◆ **TASK STATEMENT**: Extract every line of the material that holds the string "offset".

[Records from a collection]
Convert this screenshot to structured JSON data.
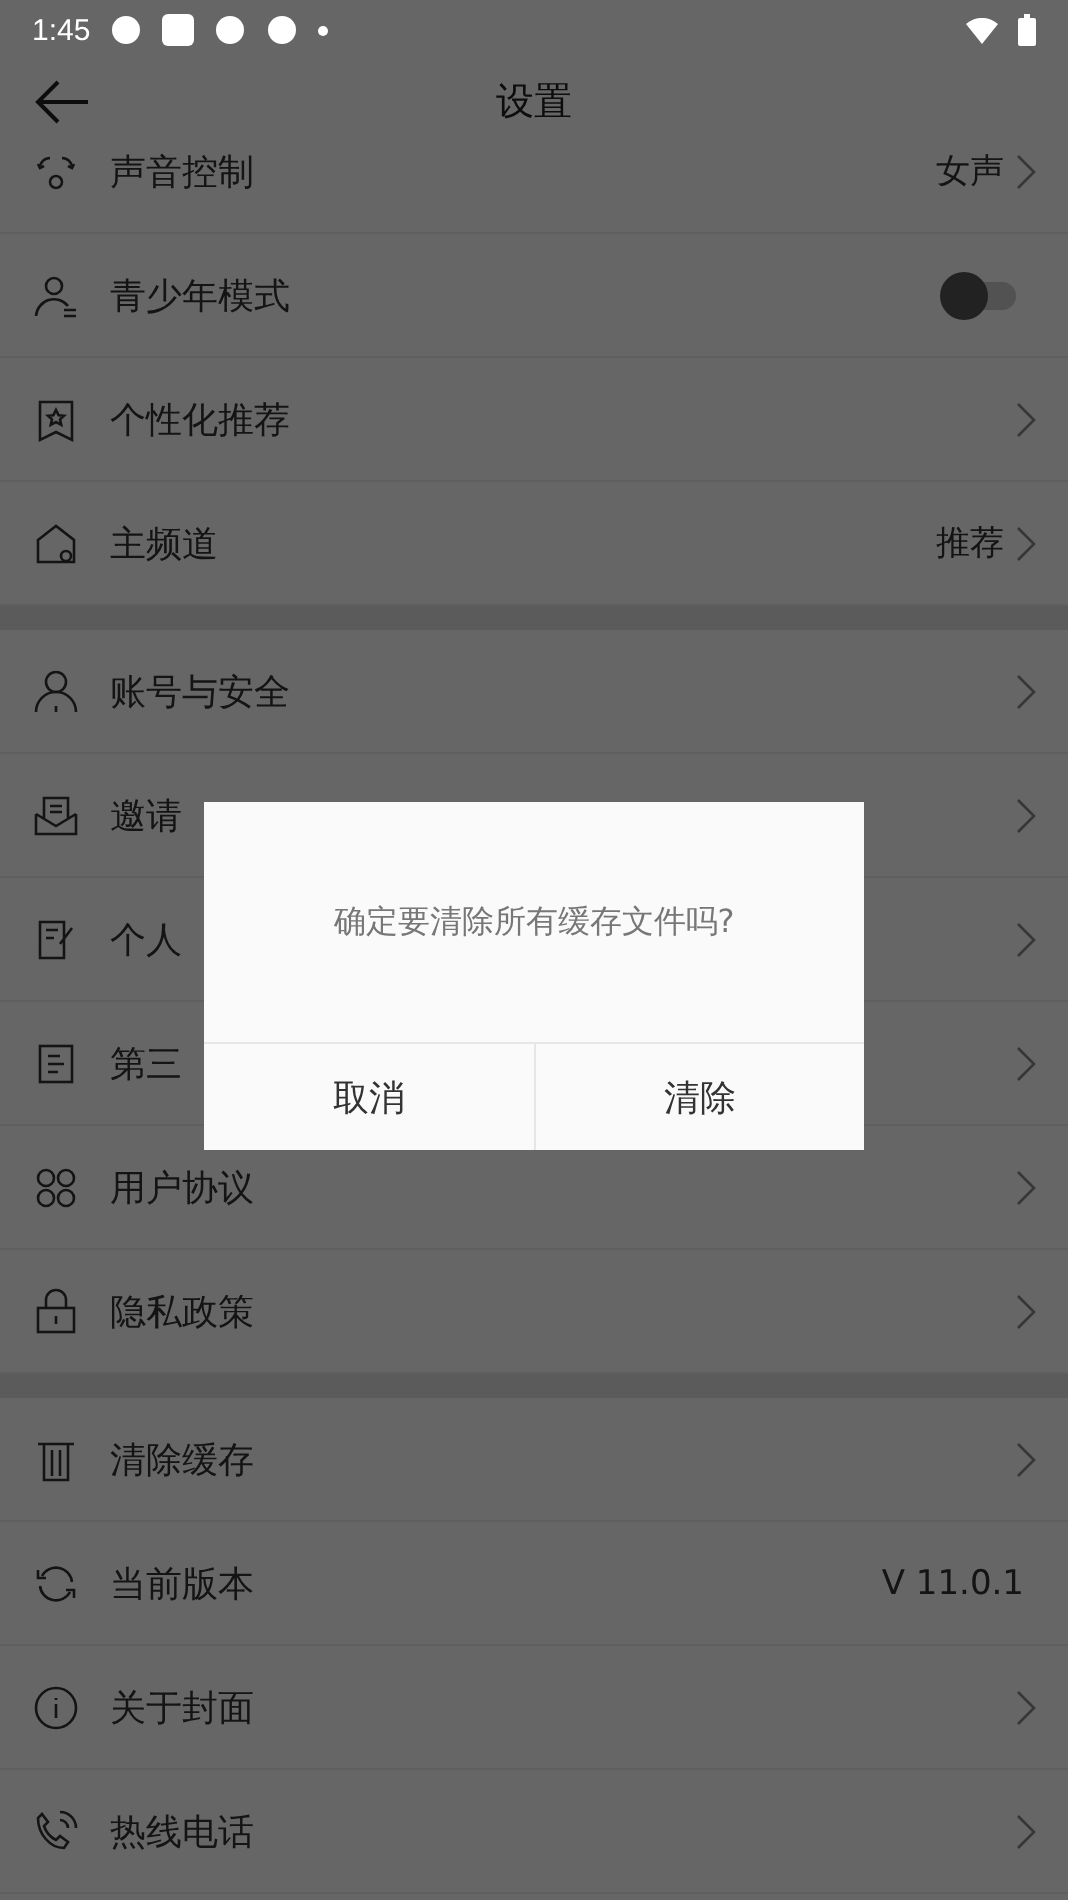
{
  "status_bar": {
    "time": "1:45"
  },
  "header": {
    "title": "设置"
  },
  "sections": [
    {
      "rows": [
        {
          "label": "声音控制",
          "kind": "chevron",
          "value": "女声"
        },
        {
          "label": "青少年模式",
          "kind": "switch",
          "on": false
        },
        {
          "label": "个性化推荐",
          "kind": "chevron"
        },
        {
          "label": "主频道",
          "kind": "chevron",
          "value": "推荐"
        }
      ]
    },
    {
      "rows": [
        {
          "label": "账号与安全",
          "kind": "chevron"
        },
        {
          "label": "邀请",
          "kind": "chevron"
        },
        {
          "label": "个人",
          "kind": "chevron"
        },
        {
          "label": "第三",
          "kind": "chevron"
        },
        {
          "label": "用户协议",
          "kind": "chevron"
        },
        {
          "label": "隐私政策",
          "kind": "chevron"
        }
      ]
    },
    {
      "rows": [
        {
          "label": "清除缓存",
          "kind": "chevron"
        },
        {
          "label": "当前版本",
          "kind": "plain",
          "value": "V 11.0.1"
        },
        {
          "label": "关于封面",
          "kind": "chevron"
        },
        {
          "label": "热线电话",
          "kind": "chevron"
        }
      ]
    }
  ],
  "dialog": {
    "message": "确定要清除所有缓存文件吗?",
    "buttons": [
      "取消",
      "清除"
    ]
  }
}
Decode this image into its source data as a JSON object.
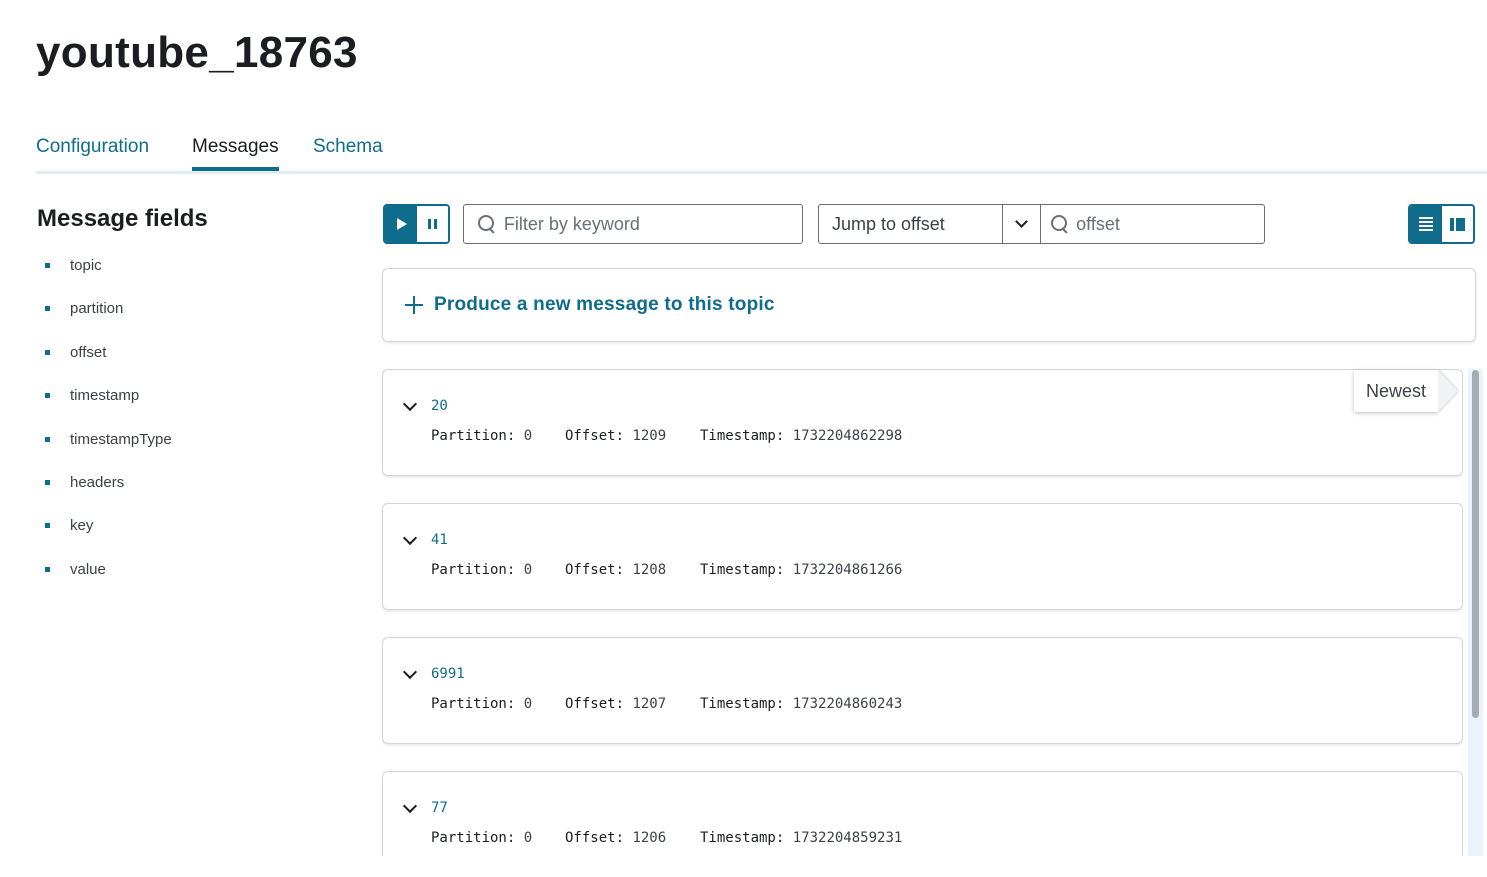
{
  "topic_title": "youtube_18763",
  "tabs": {
    "configuration": "Configuration",
    "messages": "Messages",
    "schema": "Schema"
  },
  "fields": {
    "title": "Message fields",
    "items": [
      "topic",
      "partition",
      "offset",
      "timestamp",
      "timestampType",
      "headers",
      "key",
      "value"
    ]
  },
  "toolbar": {
    "filter_placeholder": "Filter by keyword",
    "jump_select": "Jump to offset",
    "offset_placeholder": "offset",
    "accent_color": "#0f6c8c"
  },
  "produce": {
    "label": "Produce a new message to this topic"
  },
  "newest_label": "Newest",
  "meta_labels": {
    "partition": "Partition:",
    "offset": "Offset:",
    "timestamp": "Timestamp:"
  },
  "messages": [
    {
      "key": "20",
      "partition": "0",
      "offset": "1209",
      "timestamp": "1732204862298"
    },
    {
      "key": "41",
      "partition": "0",
      "offset": "1208",
      "timestamp": "1732204861266"
    },
    {
      "key": "6991",
      "partition": "0",
      "offset": "1207",
      "timestamp": "1732204860243"
    },
    {
      "key": "77",
      "partition": "0",
      "offset": "1206",
      "timestamp": "1732204859231"
    }
  ]
}
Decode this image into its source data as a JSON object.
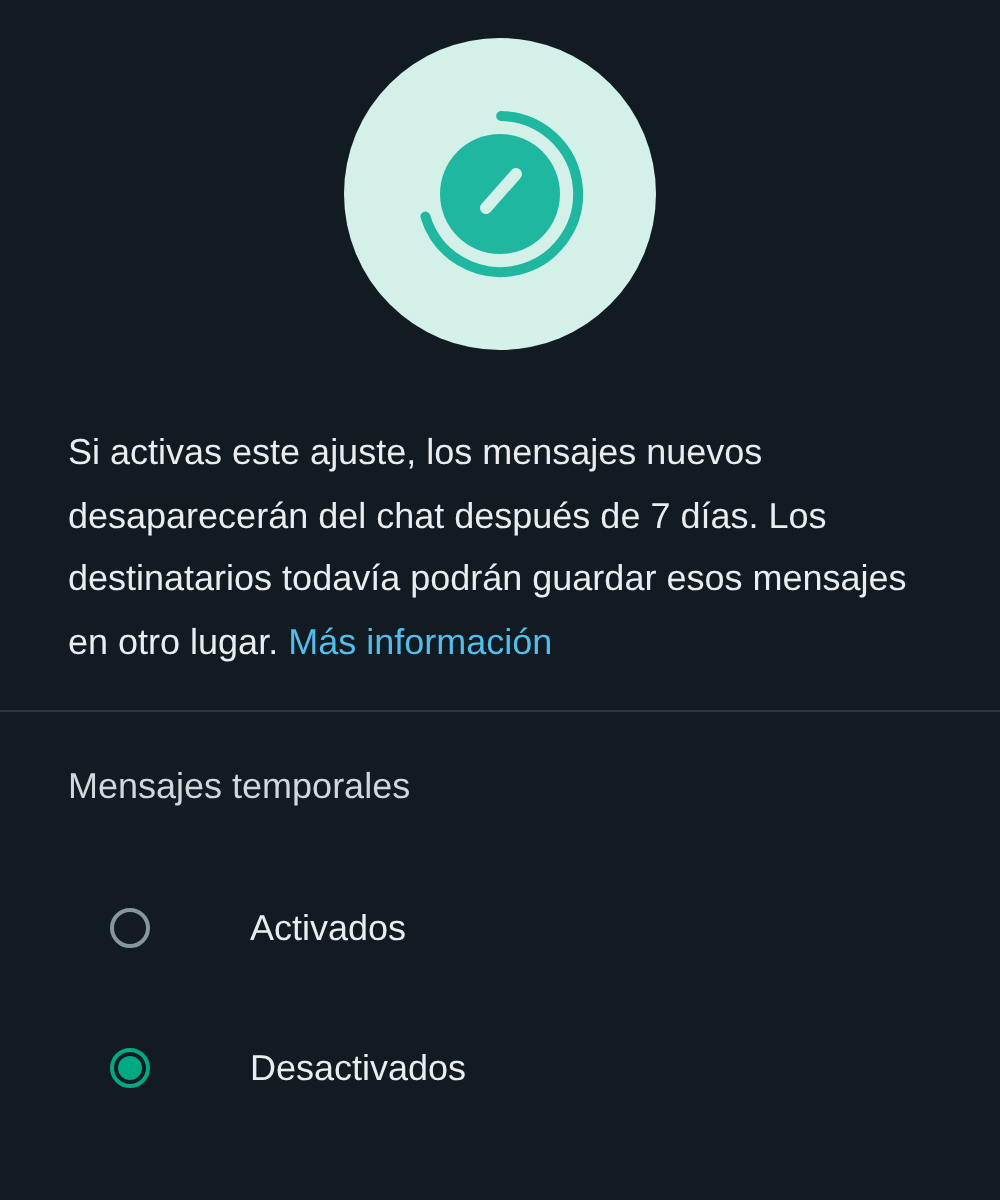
{
  "description": {
    "text": "Si activas este ajuste, los mensajes nuevos desaparecerán del chat después de 7 días. Los destinatarios todavía podrán guardar esos mensajes en otro lugar.",
    "link": "Más información"
  },
  "section_title": "Mensajes temporales",
  "options": [
    {
      "label": "Activados",
      "selected": false
    },
    {
      "label": "Desactivados",
      "selected": true
    }
  ]
}
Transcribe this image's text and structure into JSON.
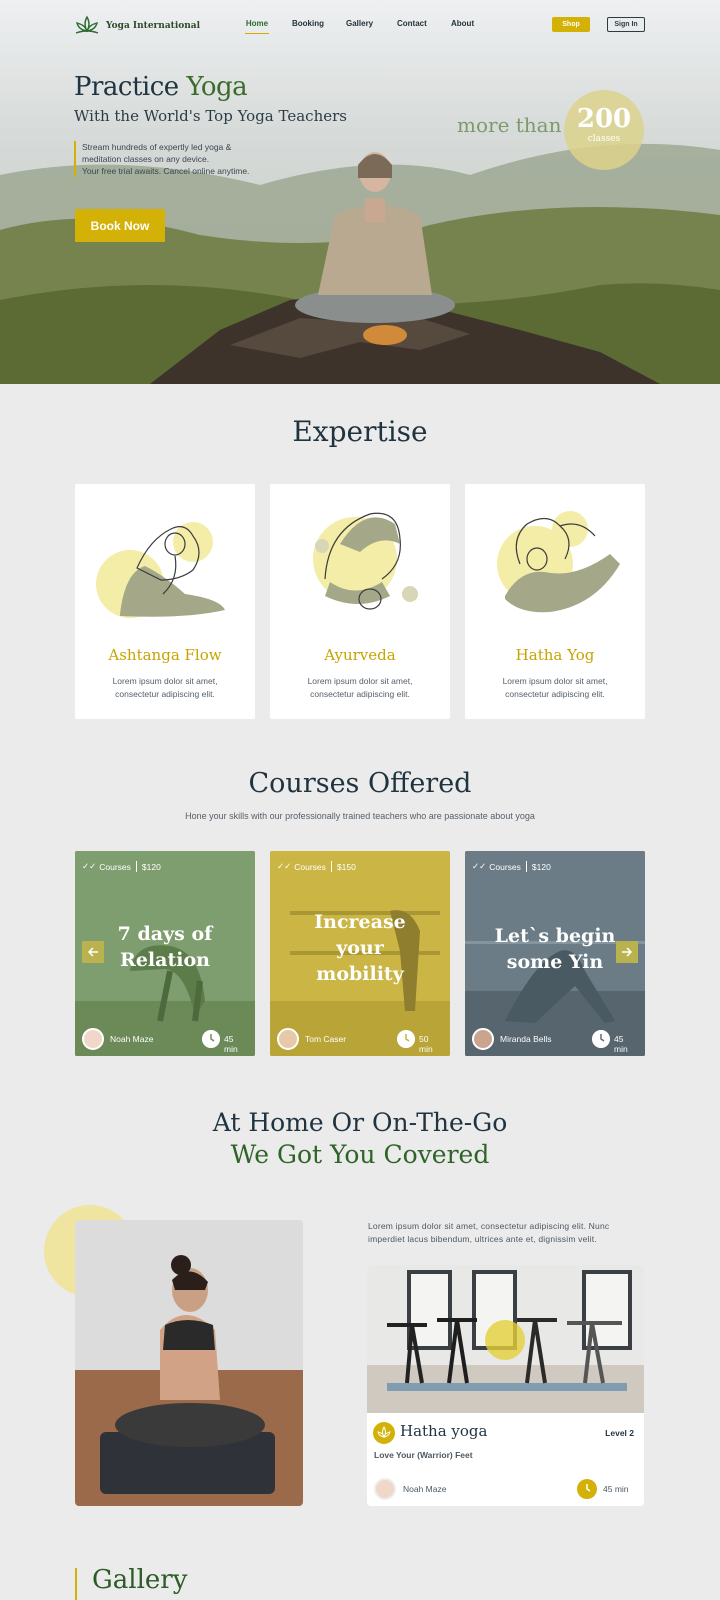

◆ **FINISHED TASK**:
      "offset",
    "jump_select": "Jump to offset",
    "offset_placeholder": "offset",
    "offset": "Offset:",
      "offset": "1209",
      "offset": "1208",
      "offset": "1207",
      "offset": "1206",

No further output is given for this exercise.